### Data to process
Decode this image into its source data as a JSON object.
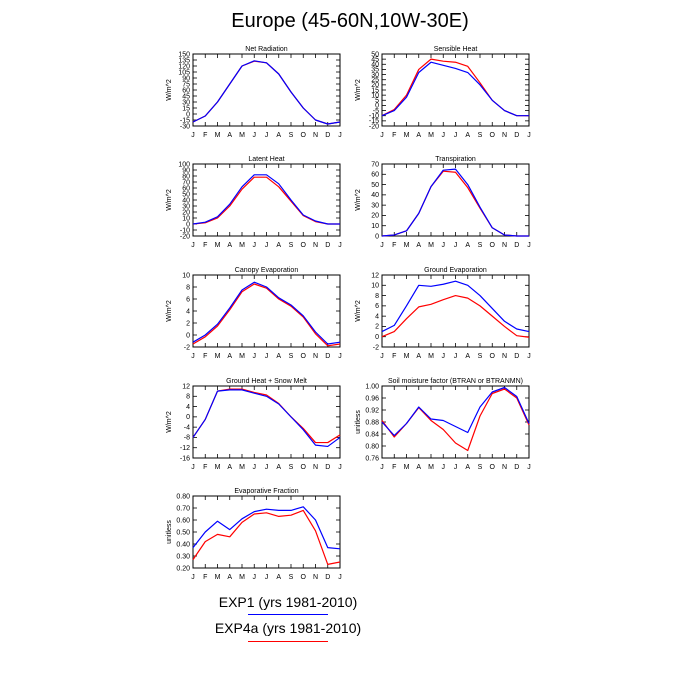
{
  "title": "Europe (45-60N,10W-30E)",
  "months": [
    "J",
    "F",
    "M",
    "A",
    "M",
    "J",
    "J",
    "A",
    "S",
    "O",
    "N",
    "D",
    "J"
  ],
  "colors": {
    "exp1": "#0000ff",
    "exp4a": "#ff0000"
  },
  "legend": [
    {
      "label": "EXP1 (yrs 1981-2010)",
      "color": "#0000ff"
    },
    {
      "label": "EXP4a (yrs 1981-2010)",
      "color": "#ff0000"
    }
  ],
  "chart_data": [
    {
      "type": "line",
      "title": "Net Radiation",
      "ylabel": "W/m^2",
      "ylim": [
        -30,
        150
      ],
      "yticks": [
        -30,
        -15,
        0,
        15,
        30,
        45,
        60,
        75,
        90,
        105,
        120,
        135,
        150
      ],
      "series": [
        {
          "name": "EXP1 (yrs 1981-2010)",
          "values": [
            -20,
            -5,
            30,
            75,
            120,
            133,
            128,
            100,
            55,
            15,
            -15,
            -25,
            -20
          ]
        },
        {
          "name": "EXP4a (yrs 1981-2010)",
          "values": [
            -20,
            -5,
            30,
            75,
            120,
            132,
            128,
            100,
            55,
            15,
            -15,
            -25,
            -20
          ]
        }
      ]
    },
    {
      "type": "line",
      "title": "Sensible Heat",
      "ylabel": "W/m^2",
      "ylim": [
        -20,
        50
      ],
      "yticks": [
        -20,
        -15,
        -10,
        -5,
        0,
        5,
        10,
        15,
        20,
        25,
        30,
        35,
        40,
        45,
        50
      ],
      "series": [
        {
          "name": "EXP1 (yrs 1981-2010)",
          "values": [
            -10,
            -5,
            8,
            32,
            42,
            39,
            36,
            32,
            20,
            5,
            -5,
            -10,
            -10
          ]
        },
        {
          "name": "EXP4a (yrs 1981-2010)",
          "values": [
            -10,
            -4,
            10,
            35,
            45,
            43,
            42,
            38,
            22,
            5,
            -5,
            -10,
            -10
          ]
        }
      ]
    },
    {
      "type": "line",
      "title": "Latent Heat",
      "ylabel": "W/m^2",
      "ylim": [
        -20,
        100
      ],
      "yticks": [
        -20,
        -10,
        0,
        10,
        20,
        30,
        40,
        50,
        60,
        70,
        80,
        90,
        100
      ],
      "series": [
        {
          "name": "EXP1 (yrs 1981-2010)",
          "values": [
            0,
            3,
            12,
            33,
            62,
            82,
            82,
            67,
            40,
            15,
            5,
            0,
            0
          ]
        },
        {
          "name": "EXP4a (yrs 1981-2010)",
          "values": [
            0,
            2,
            10,
            30,
            58,
            78,
            78,
            62,
            38,
            14,
            4,
            0,
            0
          ]
        }
      ]
    },
    {
      "type": "line",
      "title": "Transpiration",
      "ylabel": "W/m^2",
      "ylim": [
        0,
        70
      ],
      "yticks": [
        0,
        10,
        20,
        30,
        40,
        50,
        60,
        70
      ],
      "series": [
        {
          "name": "EXP1 (yrs 1981-2010)",
          "values": [
            0,
            1,
            5,
            22,
            48,
            64,
            65,
            50,
            28,
            8,
            1,
            0,
            0
          ]
        },
        {
          "name": "EXP4a (yrs 1981-2010)",
          "values": [
            0,
            1,
            5,
            22,
            48,
            63,
            62,
            47,
            27,
            8,
            1,
            0,
            0
          ]
        }
      ]
    },
    {
      "type": "line",
      "title": "Canopy Evaporation",
      "ylabel": "W/m^2",
      "ylim": [
        -2,
        10
      ],
      "yticks": [
        -2,
        0,
        2,
        4,
        6,
        8,
        10
      ],
      "series": [
        {
          "name": "EXP1 (yrs 1981-2010)",
          "values": [
            -1.2,
            0,
            1.8,
            4.5,
            7.5,
            8.8,
            8.0,
            6.2,
            5.0,
            3.2,
            0.5,
            -1.5,
            -1.2
          ]
        },
        {
          "name": "EXP4a (yrs 1981-2010)",
          "values": [
            -1.5,
            -0.3,
            1.5,
            4.2,
            7.2,
            8.5,
            7.8,
            6.0,
            4.8,
            3.0,
            0.2,
            -1.8,
            -1.5
          ]
        }
      ]
    },
    {
      "type": "line",
      "title": "Ground Evaporation",
      "ylabel": "W/m^2",
      "ylim": [
        -2,
        12
      ],
      "yticks": [
        -2,
        0,
        2,
        4,
        6,
        8,
        10,
        12
      ],
      "series": [
        {
          "name": "EXP1 (yrs 1981-2010)",
          "values": [
            1,
            2.2,
            6,
            10,
            9.8,
            10.2,
            10.8,
            10,
            8,
            5.5,
            3,
            1.5,
            1
          ]
        },
        {
          "name": "EXP4a (yrs 1981-2010)",
          "values": [
            0,
            1,
            3.5,
            5.8,
            6.3,
            7.2,
            8,
            7.5,
            6,
            4,
            2,
            0.2,
            -0.1
          ]
        }
      ]
    },
    {
      "type": "line",
      "title": "Ground Heat + Snow Melt",
      "ylabel": "W/m^2",
      "ylim": [
        -16,
        12
      ],
      "yticks": [
        -16,
        -12,
        -8,
        -4,
        0,
        4,
        8,
        12
      ],
      "series": [
        {
          "name": "EXP1 (yrs 1981-2010)",
          "values": [
            -8,
            -1,
            10,
            10.5,
            10.5,
            9.2,
            8,
            5,
            0,
            -5,
            -11,
            -11.5,
            -8
          ]
        },
        {
          "name": "EXP4a (yrs 1981-2010)",
          "values": [
            -8,
            -1,
            10,
            10.8,
            10.8,
            9.5,
            8.5,
            5.2,
            0,
            -4.5,
            -10,
            -10,
            -7
          ]
        }
      ]
    },
    {
      "type": "line",
      "title": "Soil moisture factor (BTRAN or BTRANMN)",
      "ylabel": "unitless",
      "ylim": [
        0.76,
        1.0
      ],
      "yticks": [
        0.76,
        0.8,
        0.84,
        0.88,
        0.92,
        0.96,
        1.0
      ],
      "series": [
        {
          "name": "EXP1 (yrs 1981-2010)",
          "values": [
            0.88,
            0.835,
            0.875,
            0.93,
            0.89,
            0.885,
            0.865,
            0.845,
            0.93,
            0.98,
            0.995,
            0.965,
            0.875
          ]
        },
        {
          "name": "EXP4a (yrs 1981-2010)",
          "values": [
            0.885,
            0.83,
            0.875,
            0.928,
            0.885,
            0.855,
            0.81,
            0.785,
            0.9,
            0.975,
            0.99,
            0.96,
            0.87
          ]
        }
      ]
    },
    {
      "type": "line",
      "title": "Evaporative Fraction",
      "ylabel": "unitless",
      "ylim": [
        0.2,
        0.8
      ],
      "yticks": [
        0.2,
        0.3,
        0.4,
        0.5,
        0.6,
        0.7,
        0.8
      ],
      "series": [
        {
          "name": "EXP1 (yrs 1981-2010)",
          "values": [
            0.37,
            0.5,
            0.59,
            0.52,
            0.61,
            0.67,
            0.69,
            0.68,
            0.68,
            0.71,
            0.6,
            0.37,
            0.36
          ]
        },
        {
          "name": "EXP4a (yrs 1981-2010)",
          "values": [
            0.27,
            0.42,
            0.48,
            0.46,
            0.58,
            0.65,
            0.66,
            0.63,
            0.64,
            0.68,
            0.51,
            0.23,
            0.25
          ]
        }
      ]
    }
  ]
}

### What you will do
Return each line of the data, keeping its wording exact and omitting pictures.

### Exercise solution
Decode this image into its source data as a JSON object.
{
  "title": "Europe (45-60N,10W-30E)",
  "months": [
    "J",
    "F",
    "M",
    "A",
    "M",
    "J",
    "J",
    "A",
    "S",
    "O",
    "N",
    "D",
    "J"
  ],
  "colors": {
    "exp1": "#0000ff",
    "exp4a": "#ff0000"
  },
  "legend": [
    {
      "label": "EXP1 (yrs 1981-2010)",
      "color": "#0000ff"
    },
    {
      "label": "EXP4a (yrs 1981-2010)",
      "color": "#ff0000"
    }
  ],
  "chart_data": [
    {
      "type": "line",
      "title": "Net Radiation",
      "ylabel": "W/m^2",
      "ylim": [
        -30,
        150
      ],
      "yticks": [
        -30,
        -15,
        0,
        15,
        30,
        45,
        60,
        75,
        90,
        105,
        120,
        135,
        150
      ],
      "series": [
        {
          "name": "EXP1 (yrs 1981-2010)",
          "values": [
            -20,
            -5,
            30,
            75,
            120,
            133,
            128,
            100,
            55,
            15,
            -15,
            -25,
            -20
          ]
        },
        {
          "name": "EXP4a (yrs 1981-2010)",
          "values": [
            -20,
            -5,
            30,
            75,
            120,
            132,
            128,
            100,
            55,
            15,
            -15,
            -25,
            -20
          ]
        }
      ]
    },
    {
      "type": "line",
      "title": "Sensible Heat",
      "ylabel": "W/m^2",
      "ylim": [
        -20,
        50
      ],
      "yticks": [
        -20,
        -15,
        -10,
        -5,
        0,
        5,
        10,
        15,
        20,
        25,
        30,
        35,
        40,
        45,
        50
      ],
      "series": [
        {
          "name": "EXP1 (yrs 1981-2010)",
          "values": [
            -10,
            -5,
            8,
            32,
            42,
            39,
            36,
            32,
            20,
            5,
            -5,
            -10,
            -10
          ]
        },
        {
          "name": "EXP4a (yrs 1981-2010)",
          "values": [
            -10,
            -4,
            10,
            35,
            45,
            43,
            42,
            38,
            22,
            5,
            -5,
            -10,
            -10
          ]
        }
      ]
    },
    {
      "type": "line",
      "title": "Latent Heat",
      "ylabel": "W/m^2",
      "ylim": [
        -20,
        100
      ],
      "yticks": [
        -20,
        -10,
        0,
        10,
        20,
        30,
        40,
        50,
        60,
        70,
        80,
        90,
        100
      ],
      "series": [
        {
          "name": "EXP1 (yrs 1981-2010)",
          "values": [
            0,
            3,
            12,
            33,
            62,
            82,
            82,
            67,
            40,
            15,
            5,
            0,
            0
          ]
        },
        {
          "name": "EXP4a (yrs 1981-2010)",
          "values": [
            0,
            2,
            10,
            30,
            58,
            78,
            78,
            62,
            38,
            14,
            4,
            0,
            0
          ]
        }
      ]
    },
    {
      "type": "line",
      "title": "Transpiration",
      "ylabel": "W/m^2",
      "ylim": [
        0,
        70
      ],
      "yticks": [
        0,
        10,
        20,
        30,
        40,
        50,
        60,
        70
      ],
      "series": [
        {
          "name": "EXP1 (yrs 1981-2010)",
          "values": [
            0,
            1,
            5,
            22,
            48,
            64,
            65,
            50,
            28,
            8,
            1,
            0,
            0
          ]
        },
        {
          "name": "EXP4a (yrs 1981-2010)",
          "values": [
            0,
            1,
            5,
            22,
            48,
            63,
            62,
            47,
            27,
            8,
            1,
            0,
            0
          ]
        }
      ]
    },
    {
      "type": "line",
      "title": "Canopy Evaporation",
      "ylabel": "W/m^2",
      "ylim": [
        -2,
        10
      ],
      "yticks": [
        -2,
        0,
        2,
        4,
        6,
        8,
        10
      ],
      "series": [
        {
          "name": "EXP1 (yrs 1981-2010)",
          "values": [
            -1.2,
            0,
            1.8,
            4.5,
            7.5,
            8.8,
            8.0,
            6.2,
            5.0,
            3.2,
            0.5,
            -1.5,
            -1.2
          ]
        },
        {
          "name": "EXP4a (yrs 1981-2010)",
          "values": [
            -1.5,
            -0.3,
            1.5,
            4.2,
            7.2,
            8.5,
            7.8,
            6.0,
            4.8,
            3.0,
            0.2,
            -1.8,
            -1.5
          ]
        }
      ]
    },
    {
      "type": "line",
      "title": "Ground Evaporation",
      "ylabel": "W/m^2",
      "ylim": [
        -2,
        12
      ],
      "yticks": [
        -2,
        0,
        2,
        4,
        6,
        8,
        10,
        12
      ],
      "series": [
        {
          "name": "EXP1 (yrs 1981-2010)",
          "values": [
            1,
            2.2,
            6,
            10,
            9.8,
            10.2,
            10.8,
            10,
            8,
            5.5,
            3,
            1.5,
            1
          ]
        },
        {
          "name": "EXP4a (yrs 1981-2010)",
          "values": [
            0,
            1,
            3.5,
            5.8,
            6.3,
            7.2,
            8,
            7.5,
            6,
            4,
            2,
            0.2,
            -0.1
          ]
        }
      ]
    },
    {
      "type": "line",
      "title": "Ground Heat + Snow Melt",
      "ylabel": "W/m^2",
      "ylim": [
        -16,
        12
      ],
      "yticks": [
        -16,
        -12,
        -8,
        -4,
        0,
        4,
        8,
        12
      ],
      "series": [
        {
          "name": "EXP1 (yrs 1981-2010)",
          "values": [
            -8,
            -1,
            10,
            10.5,
            10.5,
            9.2,
            8,
            5,
            0,
            -5,
            -11,
            -11.5,
            -8
          ]
        },
        {
          "name": "EXP4a (yrs 1981-2010)",
          "values": [
            -8,
            -1,
            10,
            10.8,
            10.8,
            9.5,
            8.5,
            5.2,
            0,
            -4.5,
            -10,
            -10,
            -7
          ]
        }
      ]
    },
    {
      "type": "line",
      "title": "Soil moisture factor (BTRAN or BTRANMN)",
      "ylabel": "unitless",
      "ylim": [
        0.76,
        1.0
      ],
      "yticks": [
        0.76,
        0.8,
        0.84,
        0.88,
        0.92,
        0.96,
        1.0
      ],
      "series": [
        {
          "name": "EXP1 (yrs 1981-2010)",
          "values": [
            0.88,
            0.835,
            0.875,
            0.93,
            0.89,
            0.885,
            0.865,
            0.845,
            0.93,
            0.98,
            0.995,
            0.965,
            0.875
          ]
        },
        {
          "name": "EXP4a (yrs 1981-2010)",
          "values": [
            0.885,
            0.83,
            0.875,
            0.928,
            0.885,
            0.855,
            0.81,
            0.785,
            0.9,
            0.975,
            0.99,
            0.96,
            0.87
          ]
        }
      ]
    },
    {
      "type": "line",
      "title": "Evaporative Fraction",
      "ylabel": "unitless",
      "ylim": [
        0.2,
        0.8
      ],
      "yticks": [
        0.2,
        0.3,
        0.4,
        0.5,
        0.6,
        0.7,
        0.8
      ],
      "series": [
        {
          "name": "EXP1 (yrs 1981-2010)",
          "values": [
            0.37,
            0.5,
            0.59,
            0.52,
            0.61,
            0.67,
            0.69,
            0.68,
            0.68,
            0.71,
            0.6,
            0.37,
            0.36
          ]
        },
        {
          "name": "EXP4a (yrs 1981-2010)",
          "values": [
            0.27,
            0.42,
            0.48,
            0.46,
            0.58,
            0.65,
            0.66,
            0.63,
            0.64,
            0.68,
            0.51,
            0.23,
            0.25
          ]
        }
      ]
    }
  ]
}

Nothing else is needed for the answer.